-- start Given records --

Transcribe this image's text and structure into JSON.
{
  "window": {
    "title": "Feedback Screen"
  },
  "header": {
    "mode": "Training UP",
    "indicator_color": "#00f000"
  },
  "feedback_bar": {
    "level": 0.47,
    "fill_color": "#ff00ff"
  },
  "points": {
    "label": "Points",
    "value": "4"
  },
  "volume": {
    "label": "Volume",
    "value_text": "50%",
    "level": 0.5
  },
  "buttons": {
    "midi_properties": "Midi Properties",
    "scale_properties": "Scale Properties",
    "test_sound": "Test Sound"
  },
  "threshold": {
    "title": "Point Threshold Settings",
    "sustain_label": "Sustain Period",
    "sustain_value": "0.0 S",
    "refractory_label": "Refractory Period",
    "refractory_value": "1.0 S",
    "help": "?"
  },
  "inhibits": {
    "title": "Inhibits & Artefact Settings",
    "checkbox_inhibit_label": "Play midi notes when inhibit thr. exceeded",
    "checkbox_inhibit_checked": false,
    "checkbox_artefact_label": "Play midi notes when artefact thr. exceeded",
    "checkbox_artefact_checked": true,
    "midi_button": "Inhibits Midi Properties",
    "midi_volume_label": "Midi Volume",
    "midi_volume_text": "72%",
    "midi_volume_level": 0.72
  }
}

-- end Given records --

- [Exercise brief]: Nothing should be changed: write out all of the data as is.

- [Written response]:
Transcribe this image's text and structure into JSON.
{
  "window": {
    "title": "Feedback Screen"
  },
  "header": {
    "mode": "Training UP",
    "indicator_color": "#00f000"
  },
  "feedback_bar": {
    "level": 0.47,
    "fill_color": "#ff00ff"
  },
  "points": {
    "label": "Points",
    "value": "4"
  },
  "volume": {
    "label": "Volume",
    "value_text": "50%",
    "level": 0.5
  },
  "buttons": {
    "midi_properties": "Midi Properties",
    "scale_properties": "Scale Properties",
    "test_sound": "Test Sound"
  },
  "threshold": {
    "title": "Point Threshold Settings",
    "sustain_label": "Sustain Period",
    "sustain_value": "0.0 S",
    "refractory_label": "Refractory Period",
    "refractory_value": "1.0 S",
    "help": "?"
  },
  "inhibits": {
    "title": "Inhibits & Artefact Settings",
    "checkbox_inhibit_label": "Play midi notes when inhibit thr. exceeded",
    "checkbox_inhibit_checked": false,
    "checkbox_artefact_label": "Play midi notes when artefact thr. exceeded",
    "checkbox_artefact_checked": true,
    "midi_button": "Inhibits Midi Properties",
    "midi_volume_label": "Midi Volume",
    "midi_volume_text": "72%",
    "midi_volume_level": 0.72
  }
}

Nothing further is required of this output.